• [Dataset rows about figures]:
**********

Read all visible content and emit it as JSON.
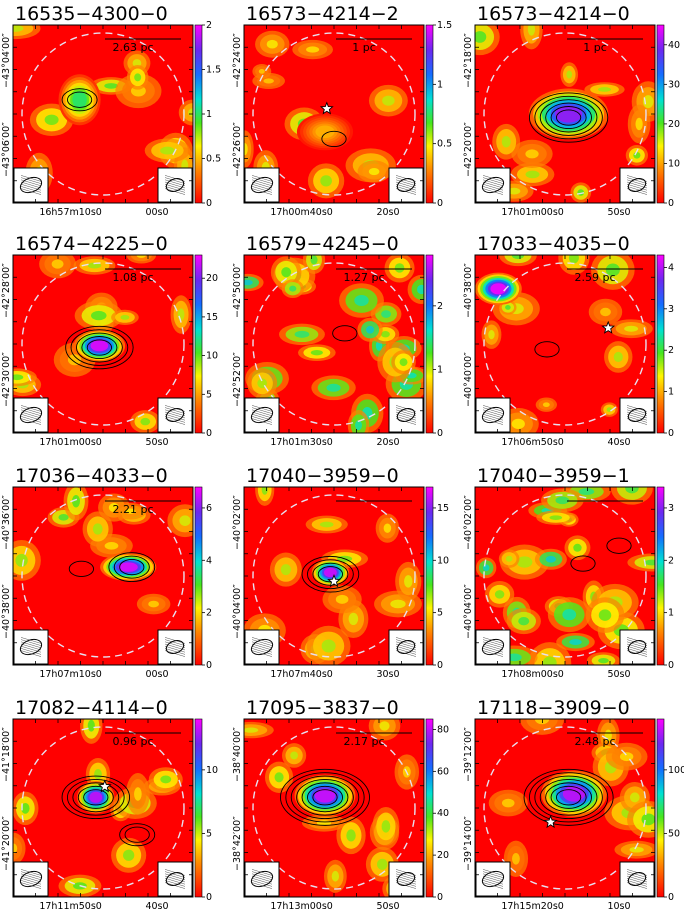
{
  "chart_data": [
    {
      "type": "heatmap",
      "title": "16535−4300−0",
      "scale_label": "2.63 pc",
      "colorbar": {
        "max": 2.0,
        "ticks": [
          "0",
          "0.5",
          "1",
          "1.5",
          "2"
        ]
      },
      "ra_ticks": [
        "16h57m10s0",
        "00s0"
      ],
      "dec_ticks": [
        "−43°04′00″",
        "−43°06′00″"
      ],
      "sources": [
        {
          "x": 0.37,
          "y": 0.42,
          "peak": 1.0,
          "rx": 0.09,
          "ry": 0.11
        }
      ],
      "contours": [
        {
          "x": 0.37,
          "y": 0.42,
          "levels": 2
        }
      ],
      "markers": [],
      "noise_seed": 1
    },
    {
      "type": "heatmap",
      "title": "16573−4214−2",
      "scale_label": "1 pc",
      "colorbar": {
        "max": 1.5,
        "ticks": [
          "0",
          "0.5",
          "1",
          "1.5"
        ]
      },
      "ra_ticks": [
        "17h00m40s0",
        "20s0"
      ],
      "dec_ticks": [
        "−42°24′00″",
        "−42°26′00″"
      ],
      "sources": [
        {
          "x": 0.45,
          "y": 0.6,
          "peak": 0.35,
          "rx": 0.12,
          "ry": 0.08
        }
      ],
      "contours": [
        {
          "x": 0.5,
          "y": 0.64,
          "levels": 1
        }
      ],
      "markers": [
        {
          "kind": "star",
          "x": 0.46,
          "y": 0.47
        }
      ],
      "noise_seed": 2
    },
    {
      "type": "heatmap",
      "title": "16573−4214−0",
      "scale_label": "1 pc",
      "colorbar": {
        "max": 45,
        "ticks": [
          "0",
          "10",
          "20",
          "30",
          "40"
        ]
      },
      "ra_ticks": [
        "17h01m00s0",
        "50s0"
      ],
      "dec_ticks": [
        "−42°18′00″",
        "−42°20′00″"
      ],
      "sources": [
        {
          "x": 0.52,
          "y": 0.5,
          "peak": 40,
          "rx": 0.17,
          "ry": 0.11
        }
      ],
      "contours": [
        {
          "x": 0.52,
          "y": 0.52,
          "levels": 6
        }
      ],
      "markers": [],
      "noise_seed": 3
    },
    {
      "type": "heatmap",
      "title": "16574−4225−0",
      "scale_label": "1.08 pc",
      "colorbar": {
        "max": 23,
        "ticks": [
          "0",
          "5",
          "10",
          "15",
          "20"
        ]
      },
      "ra_ticks": [
        "17h01m00s0",
        "50s0"
      ],
      "dec_ticks": [
        "−42°28′00″",
        "−42°30′00″"
      ],
      "sources": [
        {
          "x": 0.48,
          "y": 0.51,
          "peak": 22,
          "rx": 0.11,
          "ry": 0.07
        }
      ],
      "contours": [
        {
          "x": 0.48,
          "y": 0.52,
          "levels": 5
        }
      ],
      "markers": [],
      "noise_seed": 4
    },
    {
      "type": "heatmap",
      "title": "16579−4245−0",
      "scale_label": "1.27 pc",
      "colorbar": {
        "max": 2.8,
        "ticks": [
          "0",
          "1",
          "2"
        ]
      },
      "ra_ticks": [
        "17h01m30s0",
        "20s0"
      ],
      "dec_ticks": [
        "−42°50′00″",
        "−42°52′00″"
      ],
      "sources": [],
      "contours": [
        {
          "x": 0.56,
          "y": 0.44,
          "levels": 1
        }
      ],
      "markers": [],
      "noise_seed": 5
    },
    {
      "type": "heatmap",
      "title": "17033−4035−0",
      "scale_label": "2.59 pc",
      "colorbar": {
        "max": 4.3,
        "ticks": [
          "0",
          "1",
          "2",
          "3",
          "4"
        ]
      },
      "ra_ticks": [
        "17h06m50s0",
        "40s0"
      ],
      "dec_ticks": [
        "−40°38′00″",
        "−40°40′00″"
      ],
      "sources": [
        {
          "x": 0.13,
          "y": 0.19,
          "peak": 4.2,
          "rx": 0.1,
          "ry": 0.07
        }
      ],
      "contours": [
        {
          "x": 0.4,
          "y": 0.53,
          "levels": 1
        }
      ],
      "markers": [
        {
          "kind": "star",
          "x": 0.74,
          "y": 0.41
        }
      ],
      "noise_seed": 6
    },
    {
      "type": "heatmap",
      "title": "17036−4033−0",
      "scale_label": "2.21 pc",
      "colorbar": {
        "max": 6.8,
        "ticks": [
          "0",
          "2",
          "4",
          "6"
        ]
      },
      "ra_ticks": [
        "17h07m10s0",
        "00s0"
      ],
      "dec_ticks": [
        "−40°36′00″",
        "−40°38′00″"
      ],
      "sources": [
        {
          "x": 0.64,
          "y": 0.45,
          "peak": 6.5,
          "rx": 0.12,
          "ry": 0.06
        }
      ],
      "contours": [
        {
          "x": 0.66,
          "y": 0.45,
          "levels": 3
        },
        {
          "x": 0.38,
          "y": 0.46,
          "levels": 1
        }
      ],
      "markers": [],
      "noise_seed": 7
    },
    {
      "type": "heatmap",
      "title": "17040−3959−0",
      "scale_label": "",
      "colorbar": {
        "max": 17,
        "ticks": [
          "0",
          "5",
          "10",
          "15"
        ]
      },
      "ra_ticks": [
        "17h07m40s0",
        "30s0"
      ],
      "dec_ticks": [
        "−40°02′00″",
        "−40°04′00″"
      ],
      "sources": [
        {
          "x": 0.48,
          "y": 0.48,
          "peak": 16,
          "rx": 0.08,
          "ry": 0.06
        }
      ],
      "contours": [
        {
          "x": 0.48,
          "y": 0.49,
          "levels": 4
        }
      ],
      "markers": [
        {
          "kind": "star",
          "x": 0.5,
          "y": 0.53
        }
      ],
      "noise_seed": 8
    },
    {
      "type": "heatmap",
      "title": "17040−3959−1",
      "scale_label": "",
      "colorbar": {
        "max": 3.4,
        "ticks": [
          "0",
          "1",
          "2",
          "3"
        ]
      },
      "ra_ticks": [
        "17h08m00s0",
        "50s0"
      ],
      "dec_ticks": [
        "−40°02′00″",
        "−40°04′00″"
      ],
      "sources": [],
      "contours": [
        {
          "x": 0.6,
          "y": 0.43,
          "levels": 1
        },
        {
          "x": 0.8,
          "y": 0.33,
          "levels": 1
        }
      ],
      "markers": [],
      "noise_seed": 9
    },
    {
      "type": "heatmap",
      "title": "17082−4114−0",
      "scale_label": "0.96 pc",
      "colorbar": {
        "max": 14,
        "ticks": [
          "0",
          "5",
          "10"
        ]
      },
      "ra_ticks": [
        "17h11m50s0",
        "40s0"
      ],
      "dec_ticks": [
        "−41°18′00″",
        "−41°20′00″"
      ],
      "sources": [
        {
          "x": 0.46,
          "y": 0.44,
          "peak": 13,
          "rx": 0.08,
          "ry": 0.07
        }
      ],
      "contours": [
        {
          "x": 0.46,
          "y": 0.44,
          "levels": 5
        },
        {
          "x": 0.69,
          "y": 0.65,
          "levels": 2
        }
      ],
      "markers": [
        {
          "kind": "star",
          "x": 0.51,
          "y": 0.38
        }
      ],
      "noise_seed": 10
    },
    {
      "type": "heatmap",
      "title": "17095−3837−0",
      "scale_label": "2.17 pc",
      "colorbar": {
        "max": 85,
        "ticks": [
          "0",
          "20",
          "40",
          "60",
          "80"
        ]
      },
      "ra_ticks": [
        "17h13m00s0",
        "50s0"
      ],
      "dec_ticks": [
        "−38°40′00″",
        "−38°42′00″"
      ],
      "sources": [
        {
          "x": 0.45,
          "y": 0.43,
          "peak": 80,
          "rx": 0.13,
          "ry": 0.09
        }
      ],
      "contours": [
        {
          "x": 0.45,
          "y": 0.44,
          "levels": 7
        }
      ],
      "markers": [],
      "noise_seed": 11
    },
    {
      "type": "heatmap",
      "title": "17118−3909−0",
      "scale_label": "2.48 pc",
      "colorbar": {
        "max": 140,
        "ticks": [
          "0",
          "50",
          "100"
        ]
      },
      "ra_ticks": [
        "17h15m20s0",
        "10s0"
      ],
      "dec_ticks": [
        "−39°12′00″",
        "−39°14′00″"
      ],
      "sources": [
        {
          "x": 0.55,
          "y": 0.42,
          "peak": 130,
          "rx": 0.14,
          "ry": 0.1
        }
      ],
      "contours": [
        {
          "x": 0.52,
          "y": 0.44,
          "levels": 7
        }
      ],
      "markers": [
        {
          "kind": "star",
          "x": 0.42,
          "y": 0.58
        }
      ],
      "noise_seed": 12
    }
  ]
}
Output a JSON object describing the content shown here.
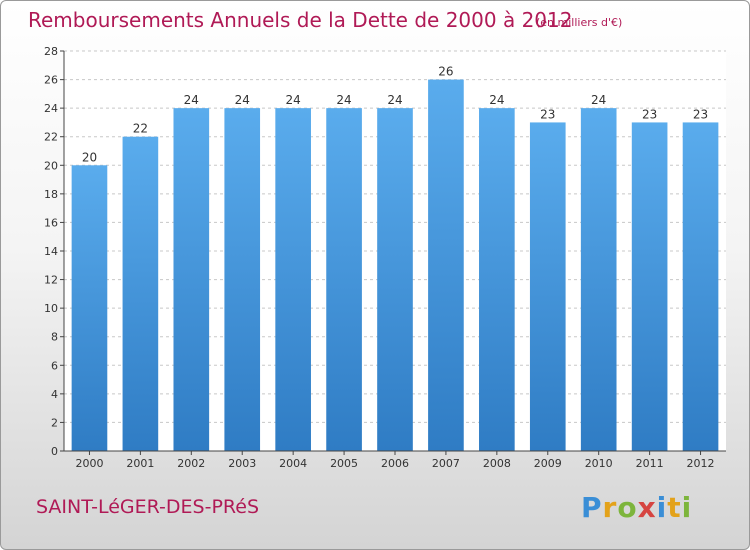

**********

• [WRITTEN REQUEST]:
Gather each line in the data that holds the string "title".

• [TASK SOLUTION]:
      "title": "16535−4300−0",
      "title": "16573−4214−2",
      "title": "16573−4214−0",
      "title": "16574−4225−0",
      "title": "16579−4245−0",
      "title": "17033−4035−0",
      "title": "17036−4033−0",
      "title": "17040−3959−0",
      "title": "17040−3959−1",
      "title": "17082−4114−0",
      "title": "17095−3837−0",
      "title": "17118−3909−0",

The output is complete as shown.